### RECORDS PROVIDED
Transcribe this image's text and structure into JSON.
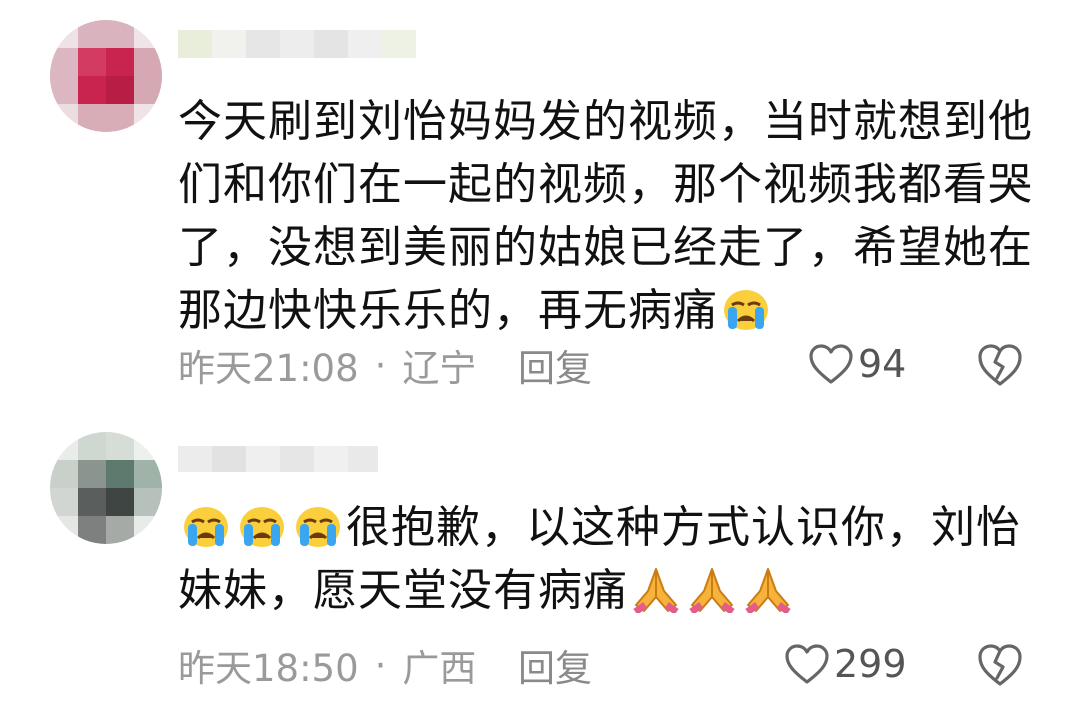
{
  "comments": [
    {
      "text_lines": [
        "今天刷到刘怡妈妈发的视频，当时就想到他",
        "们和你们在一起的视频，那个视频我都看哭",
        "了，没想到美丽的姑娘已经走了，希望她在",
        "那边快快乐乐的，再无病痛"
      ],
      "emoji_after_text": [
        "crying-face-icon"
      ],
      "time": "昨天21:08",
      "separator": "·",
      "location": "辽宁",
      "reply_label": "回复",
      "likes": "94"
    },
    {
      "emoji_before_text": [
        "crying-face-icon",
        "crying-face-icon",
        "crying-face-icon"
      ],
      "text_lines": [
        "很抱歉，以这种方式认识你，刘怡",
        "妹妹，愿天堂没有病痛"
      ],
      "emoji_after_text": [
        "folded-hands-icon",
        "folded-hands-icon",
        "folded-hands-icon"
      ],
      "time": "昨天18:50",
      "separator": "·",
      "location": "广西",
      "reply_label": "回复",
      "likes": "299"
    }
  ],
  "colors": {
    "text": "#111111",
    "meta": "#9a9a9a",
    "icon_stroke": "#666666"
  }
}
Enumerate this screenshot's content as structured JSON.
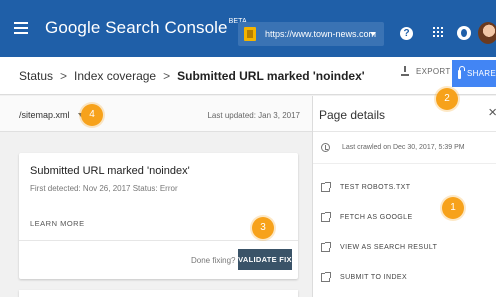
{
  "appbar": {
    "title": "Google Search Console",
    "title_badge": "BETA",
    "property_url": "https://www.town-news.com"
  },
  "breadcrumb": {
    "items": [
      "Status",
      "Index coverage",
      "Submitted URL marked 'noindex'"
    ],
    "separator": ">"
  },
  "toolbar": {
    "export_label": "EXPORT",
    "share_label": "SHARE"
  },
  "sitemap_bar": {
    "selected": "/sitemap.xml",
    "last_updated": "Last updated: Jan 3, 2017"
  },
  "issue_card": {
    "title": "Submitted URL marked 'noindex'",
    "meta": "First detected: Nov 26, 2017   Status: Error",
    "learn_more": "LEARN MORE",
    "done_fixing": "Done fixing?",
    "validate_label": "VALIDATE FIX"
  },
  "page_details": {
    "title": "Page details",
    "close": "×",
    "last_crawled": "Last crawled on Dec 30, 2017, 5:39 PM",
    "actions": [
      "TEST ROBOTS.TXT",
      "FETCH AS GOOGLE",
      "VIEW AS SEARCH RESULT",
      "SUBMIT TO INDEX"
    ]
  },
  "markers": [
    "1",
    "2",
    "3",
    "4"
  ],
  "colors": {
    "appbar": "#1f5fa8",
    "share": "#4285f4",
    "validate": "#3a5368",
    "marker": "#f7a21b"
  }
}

### TASK PROMPT
State how many lines in the records above contain the word "Status", and give only that number.

### RESULT FOR THIS EXERCISE
2